§ Extracted records:
● ● ● ● ● ● ●
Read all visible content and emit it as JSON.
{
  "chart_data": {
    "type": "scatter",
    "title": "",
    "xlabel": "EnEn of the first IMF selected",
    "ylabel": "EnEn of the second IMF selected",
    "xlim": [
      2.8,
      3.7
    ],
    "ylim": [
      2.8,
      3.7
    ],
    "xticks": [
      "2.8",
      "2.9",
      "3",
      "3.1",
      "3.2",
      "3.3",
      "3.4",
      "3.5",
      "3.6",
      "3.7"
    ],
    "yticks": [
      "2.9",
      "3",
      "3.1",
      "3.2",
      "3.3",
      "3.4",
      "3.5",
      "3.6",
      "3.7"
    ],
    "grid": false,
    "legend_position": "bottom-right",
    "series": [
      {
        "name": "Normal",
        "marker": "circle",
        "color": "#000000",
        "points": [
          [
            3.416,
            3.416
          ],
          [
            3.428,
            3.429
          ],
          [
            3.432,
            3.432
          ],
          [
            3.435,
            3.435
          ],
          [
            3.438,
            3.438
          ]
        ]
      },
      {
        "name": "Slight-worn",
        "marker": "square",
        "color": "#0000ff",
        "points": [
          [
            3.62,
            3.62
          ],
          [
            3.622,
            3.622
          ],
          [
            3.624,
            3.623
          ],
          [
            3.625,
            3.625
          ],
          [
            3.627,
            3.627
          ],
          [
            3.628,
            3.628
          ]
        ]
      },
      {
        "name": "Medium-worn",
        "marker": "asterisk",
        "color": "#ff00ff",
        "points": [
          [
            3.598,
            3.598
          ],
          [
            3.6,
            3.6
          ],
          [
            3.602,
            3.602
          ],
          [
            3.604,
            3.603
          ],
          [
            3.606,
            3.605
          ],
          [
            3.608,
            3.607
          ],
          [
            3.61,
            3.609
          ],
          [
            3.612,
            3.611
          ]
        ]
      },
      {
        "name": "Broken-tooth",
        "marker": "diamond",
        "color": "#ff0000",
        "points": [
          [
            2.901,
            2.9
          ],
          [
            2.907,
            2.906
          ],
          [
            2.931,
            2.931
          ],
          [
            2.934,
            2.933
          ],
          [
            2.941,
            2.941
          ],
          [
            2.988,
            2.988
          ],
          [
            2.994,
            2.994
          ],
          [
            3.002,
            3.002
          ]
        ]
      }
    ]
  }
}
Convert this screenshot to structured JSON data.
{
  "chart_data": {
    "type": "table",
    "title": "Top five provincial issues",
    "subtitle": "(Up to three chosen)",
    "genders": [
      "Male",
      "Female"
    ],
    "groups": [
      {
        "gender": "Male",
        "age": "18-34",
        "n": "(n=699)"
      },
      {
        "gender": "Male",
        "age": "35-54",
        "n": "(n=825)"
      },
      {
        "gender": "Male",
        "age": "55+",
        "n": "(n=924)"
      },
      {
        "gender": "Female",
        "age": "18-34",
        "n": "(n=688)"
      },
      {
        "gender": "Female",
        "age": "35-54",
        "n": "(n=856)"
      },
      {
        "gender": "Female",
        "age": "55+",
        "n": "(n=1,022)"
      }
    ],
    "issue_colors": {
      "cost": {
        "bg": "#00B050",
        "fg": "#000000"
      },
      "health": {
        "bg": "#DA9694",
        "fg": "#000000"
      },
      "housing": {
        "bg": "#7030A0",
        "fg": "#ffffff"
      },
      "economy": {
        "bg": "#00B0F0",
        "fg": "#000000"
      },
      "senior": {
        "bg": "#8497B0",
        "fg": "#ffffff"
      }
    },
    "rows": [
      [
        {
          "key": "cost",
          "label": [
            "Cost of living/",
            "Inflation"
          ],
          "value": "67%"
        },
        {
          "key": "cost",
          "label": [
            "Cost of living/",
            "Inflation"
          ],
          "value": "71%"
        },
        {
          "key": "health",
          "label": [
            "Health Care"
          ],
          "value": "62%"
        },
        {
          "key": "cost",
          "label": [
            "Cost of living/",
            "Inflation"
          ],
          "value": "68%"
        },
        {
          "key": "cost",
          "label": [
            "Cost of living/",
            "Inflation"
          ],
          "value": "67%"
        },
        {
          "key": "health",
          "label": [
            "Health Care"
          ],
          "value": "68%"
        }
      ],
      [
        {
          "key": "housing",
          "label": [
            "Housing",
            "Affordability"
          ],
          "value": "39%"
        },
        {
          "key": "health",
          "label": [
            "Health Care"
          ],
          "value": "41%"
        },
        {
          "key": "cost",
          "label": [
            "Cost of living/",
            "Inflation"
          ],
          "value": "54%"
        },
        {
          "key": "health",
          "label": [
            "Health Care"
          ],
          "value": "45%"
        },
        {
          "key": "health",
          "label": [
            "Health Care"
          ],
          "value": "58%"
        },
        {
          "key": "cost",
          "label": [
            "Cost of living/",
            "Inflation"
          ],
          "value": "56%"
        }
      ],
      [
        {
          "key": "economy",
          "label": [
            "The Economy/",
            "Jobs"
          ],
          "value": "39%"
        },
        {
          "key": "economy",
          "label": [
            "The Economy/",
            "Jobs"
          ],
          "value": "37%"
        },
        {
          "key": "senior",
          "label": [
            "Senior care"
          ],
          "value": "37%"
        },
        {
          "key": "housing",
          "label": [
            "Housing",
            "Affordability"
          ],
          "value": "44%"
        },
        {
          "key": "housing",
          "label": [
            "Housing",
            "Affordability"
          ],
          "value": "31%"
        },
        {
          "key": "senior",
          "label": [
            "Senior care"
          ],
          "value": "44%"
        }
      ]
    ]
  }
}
● ● ● ● ● ● ●
Using the material above, print every entry exactly as written.

Read all visible content and emit it as JSON.
{
  "chart_data": {
    "type": "scatter",
    "title": "",
    "xlabel": "EnEn of the first IMF selected",
    "ylabel": "EnEn of the second IMF selected",
    "xlim": [
      2.8,
      3.7
    ],
    "ylim": [
      2.8,
      3.7
    ],
    "xticks": [
      "2.8",
      "2.9",
      "3",
      "3.1",
      "3.2",
      "3.3",
      "3.4",
      "3.5",
      "3.6",
      "3.7"
    ],
    "yticks": [
      "2.9",
      "3",
      "3.1",
      "3.2",
      "3.3",
      "3.4",
      "3.5",
      "3.6",
      "3.7"
    ],
    "grid": false,
    "legend_position": "bottom-right",
    "series": [
      {
        "name": "Normal",
        "marker": "circle",
        "color": "#000000",
        "points": [
          [
            3.416,
            3.416
          ],
          [
            3.428,
            3.429
          ],
          [
            3.432,
            3.432
          ],
          [
            3.435,
            3.435
          ],
          [
            3.438,
            3.438
          ]
        ]
      },
      {
        "name": "Slight-worn",
        "marker": "square",
        "color": "#0000ff",
        "points": [
          [
            3.62,
            3.62
          ],
          [
            3.622,
            3.622
          ],
          [
            3.624,
            3.623
          ],
          [
            3.625,
            3.625
          ],
          [
            3.627,
            3.627
          ],
          [
            3.628,
            3.628
          ]
        ]
      },
      {
        "name": "Medium-worn",
        "marker": "asterisk",
        "color": "#ff00ff",
        "points": [
          [
            3.598,
            3.598
          ],
          [
            3.6,
            3.6
          ],
          [
            3.602,
            3.602
          ],
          [
            3.604,
            3.603
          ],
          [
            3.606,
            3.605
          ],
          [
            3.608,
            3.607
          ],
          [
            3.61,
            3.609
          ],
          [
            3.612,
            3.611
          ]
        ]
      },
      {
        "name": "Broken-tooth",
        "marker": "diamond",
        "color": "#ff0000",
        "points": [
          [
            2.901,
            2.9
          ],
          [
            2.907,
            2.906
          ],
          [
            2.931,
            2.931
          ],
          [
            2.934,
            2.933
          ],
          [
            2.941,
            2.941
          ],
          [
            2.988,
            2.988
          ],
          [
            2.994,
            2.994
          ],
          [
            3.002,
            3.002
          ]
        ]
      }
    ]
  }
}
Convert this screenshot to structured JSON data.
{
  "chart_data": {
    "type": "table",
    "title": "Top five provincial issues",
    "subtitle": "(Up to three chosen)",
    "genders": [
      "Male",
      "Female"
    ],
    "groups": [
      {
        "gender": "Male",
        "age": "18-34",
        "n": "(n=699)"
      },
      {
        "gender": "Male",
        "age": "35-54",
        "n": "(n=825)"
      },
      {
        "gender": "Male",
        "age": "55+",
        "n": "(n=924)"
      },
      {
        "gender": "Female",
        "age": "18-34",
        "n": "(n=688)"
      },
      {
        "gender": "Female",
        "age": "35-54",
        "n": "(n=856)"
      },
      {
        "gender": "Female",
        "age": "55+",
        "n": "(n=1,022)"
      }
    ],
    "issue_colors": {
      "cost": {
        "bg": "#00B050",
        "fg": "#000000"
      },
      "health": {
        "bg": "#DA9694",
        "fg": "#000000"
      },
      "housing": {
        "bg": "#7030A0",
        "fg": "#ffffff"
      },
      "economy": {
        "bg": "#00B0F0",
        "fg": "#000000"
      },
      "senior": {
        "bg": "#8497B0",
        "fg": "#ffffff"
      }
    },
    "rows": [
      [
        {
          "key": "cost",
          "label": [
            "Cost of living/",
            "Inflation"
          ],
          "value": "67%"
        },
        {
          "key": "cost",
          "label": [
            "Cost of living/",
            "Inflation"
          ],
          "value": "71%"
        },
        {
          "key": "health",
          "label": [
            "Health Care"
          ],
          "value": "62%"
        },
        {
          "key": "cost",
          "label": [
            "Cost of living/",
            "Inflation"
          ],
          "value": "68%"
        },
        {
          "key": "cost",
          "label": [
            "Cost of living/",
            "Inflation"
          ],
          "value": "67%"
        },
        {
          "key": "health",
          "label": [
            "Health Care"
          ],
          "value": "68%"
        }
      ],
      [
        {
          "key": "housing",
          "label": [
            "Housing",
            "Affordability"
          ],
          "value": "39%"
        },
        {
          "key": "health",
          "label": [
            "Health Care"
          ],
          "value": "41%"
        },
        {
          "key": "cost",
          "label": [
            "Cost of living/",
            "Inflation"
          ],
          "value": "54%"
        },
        {
          "key": "health",
          "label": [
            "Health Care"
          ],
          "value": "45%"
        },
        {
          "key": "health",
          "label": [
            "Health Care"
          ],
          "value": "58%"
        },
        {
          "key": "cost",
          "label": [
            "Cost of living/",
            "Inflation"
          ],
          "value": "56%"
        }
      ],
      [
        {
          "key": "economy",
          "label": [
            "The Economy/",
            "Jobs"
          ],
          "value": "39%"
        },
        {
          "key": "economy",
          "label": [
            "The Economy/",
            "Jobs"
          ],
          "value": "37%"
        },
        {
          "key": "senior",
          "label": [
            "Senior care"
          ],
          "value": "37%"
        },
        {
          "key": "housing",
          "label": [
            "Housing",
            "Affordability"
          ],
          "value": "44%"
        },
        {
          "key": "housing",
          "label": [
            "Housing",
            "Affordability"
          ],
          "value": "31%"
        },
        {
          "key": "senior",
          "label": [
            "Senior care"
          ],
          "value": "44%"
        }
      ]
    ]
  }
}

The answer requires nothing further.